[BEGIN Records for this task]

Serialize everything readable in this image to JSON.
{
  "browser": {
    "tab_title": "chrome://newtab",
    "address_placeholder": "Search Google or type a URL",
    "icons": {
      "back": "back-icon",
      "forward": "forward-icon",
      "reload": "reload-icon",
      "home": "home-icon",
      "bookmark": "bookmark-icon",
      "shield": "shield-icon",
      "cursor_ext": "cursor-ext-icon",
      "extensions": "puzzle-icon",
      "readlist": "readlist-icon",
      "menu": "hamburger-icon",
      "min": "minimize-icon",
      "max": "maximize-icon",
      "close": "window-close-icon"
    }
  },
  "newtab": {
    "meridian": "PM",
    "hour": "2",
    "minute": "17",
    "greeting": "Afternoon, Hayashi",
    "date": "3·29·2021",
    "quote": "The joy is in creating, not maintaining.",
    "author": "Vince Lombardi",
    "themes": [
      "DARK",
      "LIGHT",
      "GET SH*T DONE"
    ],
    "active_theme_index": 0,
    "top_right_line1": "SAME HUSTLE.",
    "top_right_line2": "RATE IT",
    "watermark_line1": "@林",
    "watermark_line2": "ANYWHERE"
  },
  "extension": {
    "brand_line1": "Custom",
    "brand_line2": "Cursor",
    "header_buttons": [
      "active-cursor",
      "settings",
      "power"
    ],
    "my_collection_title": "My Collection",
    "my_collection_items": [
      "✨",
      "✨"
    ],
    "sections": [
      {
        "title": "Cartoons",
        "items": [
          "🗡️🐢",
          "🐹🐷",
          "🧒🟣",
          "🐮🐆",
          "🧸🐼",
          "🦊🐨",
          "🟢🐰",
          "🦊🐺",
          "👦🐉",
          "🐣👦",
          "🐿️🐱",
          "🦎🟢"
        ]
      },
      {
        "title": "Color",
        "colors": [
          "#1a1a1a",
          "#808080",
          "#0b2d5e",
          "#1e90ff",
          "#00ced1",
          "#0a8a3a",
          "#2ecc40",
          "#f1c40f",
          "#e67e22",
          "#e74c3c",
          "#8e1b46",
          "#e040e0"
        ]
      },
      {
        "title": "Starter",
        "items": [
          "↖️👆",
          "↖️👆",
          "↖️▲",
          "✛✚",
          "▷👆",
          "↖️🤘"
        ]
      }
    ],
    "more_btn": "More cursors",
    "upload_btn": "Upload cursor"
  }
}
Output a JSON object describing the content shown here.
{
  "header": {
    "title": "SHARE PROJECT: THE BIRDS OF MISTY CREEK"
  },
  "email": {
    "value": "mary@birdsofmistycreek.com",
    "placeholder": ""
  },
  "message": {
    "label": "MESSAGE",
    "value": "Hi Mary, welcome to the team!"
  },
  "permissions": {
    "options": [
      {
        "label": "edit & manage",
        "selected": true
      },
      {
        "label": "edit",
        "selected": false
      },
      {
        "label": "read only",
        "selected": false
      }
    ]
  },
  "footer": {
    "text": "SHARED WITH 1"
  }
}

[END Records for this task]

→ Goal: Make an exact copy of every line from the one with "Output a JSON" to the end of the data, with the first and last of those lines included.

→ The completed task:
Output a JSON object describing the content shown here.
{
  "header": {
    "title": "SHARE PROJECT: THE BIRDS OF MISTY CREEK"
  },
  "email": {
    "value": "mary@birdsofmistycreek.com",
    "placeholder": ""
  },
  "message": {
    "label": "MESSAGE",
    "value": "Hi Mary, welcome to the team!"
  },
  "permissions": {
    "options": [
      {
        "label": "edit & manage",
        "selected": true
      },
      {
        "label": "edit",
        "selected": false
      },
      {
        "label": "read only",
        "selected": false
      }
    ]
  },
  "footer": {
    "text": "SHARED WITH 1"
  }
}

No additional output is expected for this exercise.